§ **GIVEN INSTRUCTION**
Give the number of lines that include the word "color", nothing more.

Entries with figure data
>> START

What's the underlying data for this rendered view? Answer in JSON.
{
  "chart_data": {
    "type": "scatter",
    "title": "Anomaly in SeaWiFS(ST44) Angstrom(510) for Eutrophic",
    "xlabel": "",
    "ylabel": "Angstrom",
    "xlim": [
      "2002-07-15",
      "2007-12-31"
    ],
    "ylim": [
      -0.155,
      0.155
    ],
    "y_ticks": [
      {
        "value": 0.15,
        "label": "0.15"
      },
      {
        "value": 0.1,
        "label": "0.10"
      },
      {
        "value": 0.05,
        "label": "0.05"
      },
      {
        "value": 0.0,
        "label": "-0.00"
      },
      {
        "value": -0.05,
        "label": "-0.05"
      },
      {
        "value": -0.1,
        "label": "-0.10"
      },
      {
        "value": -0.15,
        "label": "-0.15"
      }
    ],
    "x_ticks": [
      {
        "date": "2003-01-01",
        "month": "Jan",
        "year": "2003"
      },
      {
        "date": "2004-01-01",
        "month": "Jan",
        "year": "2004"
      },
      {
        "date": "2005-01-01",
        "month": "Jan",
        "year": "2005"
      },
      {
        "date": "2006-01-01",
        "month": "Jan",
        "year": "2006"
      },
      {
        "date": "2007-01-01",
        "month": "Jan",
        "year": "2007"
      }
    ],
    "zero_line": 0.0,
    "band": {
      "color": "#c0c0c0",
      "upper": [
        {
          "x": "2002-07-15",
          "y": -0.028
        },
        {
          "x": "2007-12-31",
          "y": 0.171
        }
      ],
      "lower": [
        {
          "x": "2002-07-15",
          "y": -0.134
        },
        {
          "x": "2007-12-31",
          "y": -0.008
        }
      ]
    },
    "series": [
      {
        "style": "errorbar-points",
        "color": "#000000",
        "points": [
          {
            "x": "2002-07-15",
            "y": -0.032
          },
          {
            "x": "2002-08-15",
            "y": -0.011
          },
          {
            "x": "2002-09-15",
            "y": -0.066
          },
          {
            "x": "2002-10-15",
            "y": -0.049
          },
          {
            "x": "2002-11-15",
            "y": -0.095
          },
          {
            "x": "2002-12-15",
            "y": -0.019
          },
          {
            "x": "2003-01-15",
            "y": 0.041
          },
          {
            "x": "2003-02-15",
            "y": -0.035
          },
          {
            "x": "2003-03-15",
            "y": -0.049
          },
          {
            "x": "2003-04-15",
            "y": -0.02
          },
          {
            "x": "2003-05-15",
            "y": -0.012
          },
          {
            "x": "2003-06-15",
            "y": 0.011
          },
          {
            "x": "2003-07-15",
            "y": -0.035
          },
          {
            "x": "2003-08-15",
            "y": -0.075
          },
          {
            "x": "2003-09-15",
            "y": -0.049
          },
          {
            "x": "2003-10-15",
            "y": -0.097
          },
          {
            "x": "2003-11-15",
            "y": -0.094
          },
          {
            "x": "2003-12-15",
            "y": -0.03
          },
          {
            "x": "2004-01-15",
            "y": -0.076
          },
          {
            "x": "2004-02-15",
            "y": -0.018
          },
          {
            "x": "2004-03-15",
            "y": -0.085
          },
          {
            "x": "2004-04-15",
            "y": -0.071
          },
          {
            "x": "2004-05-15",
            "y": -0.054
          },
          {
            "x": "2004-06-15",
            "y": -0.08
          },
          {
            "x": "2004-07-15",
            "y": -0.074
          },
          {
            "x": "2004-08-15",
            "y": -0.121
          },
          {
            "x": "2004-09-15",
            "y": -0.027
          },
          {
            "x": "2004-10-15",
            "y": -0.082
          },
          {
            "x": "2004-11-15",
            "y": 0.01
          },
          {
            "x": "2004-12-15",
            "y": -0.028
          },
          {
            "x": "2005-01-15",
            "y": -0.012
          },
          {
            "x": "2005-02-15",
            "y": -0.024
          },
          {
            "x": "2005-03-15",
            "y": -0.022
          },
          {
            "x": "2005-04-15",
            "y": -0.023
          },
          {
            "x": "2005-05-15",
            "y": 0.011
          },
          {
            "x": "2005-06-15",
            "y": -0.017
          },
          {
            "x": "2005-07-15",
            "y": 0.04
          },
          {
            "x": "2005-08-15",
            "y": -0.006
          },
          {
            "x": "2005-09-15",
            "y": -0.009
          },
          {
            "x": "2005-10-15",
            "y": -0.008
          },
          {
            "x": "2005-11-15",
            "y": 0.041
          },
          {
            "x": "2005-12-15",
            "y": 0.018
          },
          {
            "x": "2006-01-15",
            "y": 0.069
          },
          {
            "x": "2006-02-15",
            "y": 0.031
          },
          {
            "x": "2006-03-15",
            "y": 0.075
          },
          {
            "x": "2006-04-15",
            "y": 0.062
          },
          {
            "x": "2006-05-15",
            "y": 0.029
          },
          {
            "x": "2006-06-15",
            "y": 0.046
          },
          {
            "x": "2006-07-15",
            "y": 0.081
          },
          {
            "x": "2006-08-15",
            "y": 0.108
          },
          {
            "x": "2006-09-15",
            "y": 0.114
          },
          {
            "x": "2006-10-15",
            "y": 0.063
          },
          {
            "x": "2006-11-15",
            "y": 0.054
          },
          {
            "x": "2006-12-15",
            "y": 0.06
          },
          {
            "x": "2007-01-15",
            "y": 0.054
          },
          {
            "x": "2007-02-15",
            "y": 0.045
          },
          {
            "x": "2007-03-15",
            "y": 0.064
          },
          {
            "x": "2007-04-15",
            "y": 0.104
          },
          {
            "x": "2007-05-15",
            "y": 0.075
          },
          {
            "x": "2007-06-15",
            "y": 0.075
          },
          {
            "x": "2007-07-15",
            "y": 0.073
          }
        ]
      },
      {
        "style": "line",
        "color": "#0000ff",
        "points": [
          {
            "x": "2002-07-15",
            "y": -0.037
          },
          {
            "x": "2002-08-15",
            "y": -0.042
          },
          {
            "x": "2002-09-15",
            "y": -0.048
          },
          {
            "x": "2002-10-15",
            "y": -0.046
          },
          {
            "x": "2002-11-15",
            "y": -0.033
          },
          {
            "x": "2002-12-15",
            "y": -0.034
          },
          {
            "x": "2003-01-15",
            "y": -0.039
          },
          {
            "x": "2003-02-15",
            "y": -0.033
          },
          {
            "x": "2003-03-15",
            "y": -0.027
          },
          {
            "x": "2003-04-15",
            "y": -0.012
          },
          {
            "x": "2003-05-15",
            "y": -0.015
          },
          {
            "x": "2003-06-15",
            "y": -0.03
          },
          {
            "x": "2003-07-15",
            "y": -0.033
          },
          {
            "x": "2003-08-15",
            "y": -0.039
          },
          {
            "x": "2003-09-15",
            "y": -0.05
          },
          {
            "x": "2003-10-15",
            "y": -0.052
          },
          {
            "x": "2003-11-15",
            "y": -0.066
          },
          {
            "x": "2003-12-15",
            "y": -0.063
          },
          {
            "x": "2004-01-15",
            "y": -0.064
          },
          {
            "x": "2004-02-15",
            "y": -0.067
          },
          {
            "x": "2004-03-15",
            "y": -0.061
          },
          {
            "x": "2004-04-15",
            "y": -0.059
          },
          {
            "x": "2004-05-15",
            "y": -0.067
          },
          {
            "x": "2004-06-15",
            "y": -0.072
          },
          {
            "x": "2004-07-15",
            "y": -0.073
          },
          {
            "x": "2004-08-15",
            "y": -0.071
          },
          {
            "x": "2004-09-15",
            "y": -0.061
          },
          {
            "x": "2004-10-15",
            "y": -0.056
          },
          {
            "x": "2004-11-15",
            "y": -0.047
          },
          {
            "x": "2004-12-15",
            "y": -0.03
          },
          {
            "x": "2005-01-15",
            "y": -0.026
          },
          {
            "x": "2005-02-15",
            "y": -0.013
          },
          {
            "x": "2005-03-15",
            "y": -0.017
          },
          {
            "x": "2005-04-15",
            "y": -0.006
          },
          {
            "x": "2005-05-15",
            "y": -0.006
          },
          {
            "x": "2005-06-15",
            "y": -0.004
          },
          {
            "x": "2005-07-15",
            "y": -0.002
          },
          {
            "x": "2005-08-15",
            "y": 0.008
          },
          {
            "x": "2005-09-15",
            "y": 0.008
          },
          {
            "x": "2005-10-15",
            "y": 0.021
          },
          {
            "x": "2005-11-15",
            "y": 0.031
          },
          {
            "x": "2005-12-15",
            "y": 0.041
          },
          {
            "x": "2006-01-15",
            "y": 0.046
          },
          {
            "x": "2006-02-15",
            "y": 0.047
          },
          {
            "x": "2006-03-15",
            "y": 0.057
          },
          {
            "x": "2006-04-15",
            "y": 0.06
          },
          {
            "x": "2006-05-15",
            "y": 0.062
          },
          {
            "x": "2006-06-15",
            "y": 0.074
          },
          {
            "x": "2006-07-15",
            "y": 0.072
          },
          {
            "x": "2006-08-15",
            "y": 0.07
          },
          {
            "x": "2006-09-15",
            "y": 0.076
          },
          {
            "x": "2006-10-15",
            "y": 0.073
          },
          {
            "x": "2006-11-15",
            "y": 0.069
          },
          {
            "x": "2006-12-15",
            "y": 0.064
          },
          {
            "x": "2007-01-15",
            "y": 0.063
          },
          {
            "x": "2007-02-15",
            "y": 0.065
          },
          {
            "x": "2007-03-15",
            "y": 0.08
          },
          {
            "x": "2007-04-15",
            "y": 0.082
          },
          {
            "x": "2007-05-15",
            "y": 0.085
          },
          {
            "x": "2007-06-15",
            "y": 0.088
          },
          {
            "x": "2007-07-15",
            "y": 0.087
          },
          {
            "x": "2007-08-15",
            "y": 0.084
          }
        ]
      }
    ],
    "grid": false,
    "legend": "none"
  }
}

>> END

§ **SOLVED EXERCISE**
3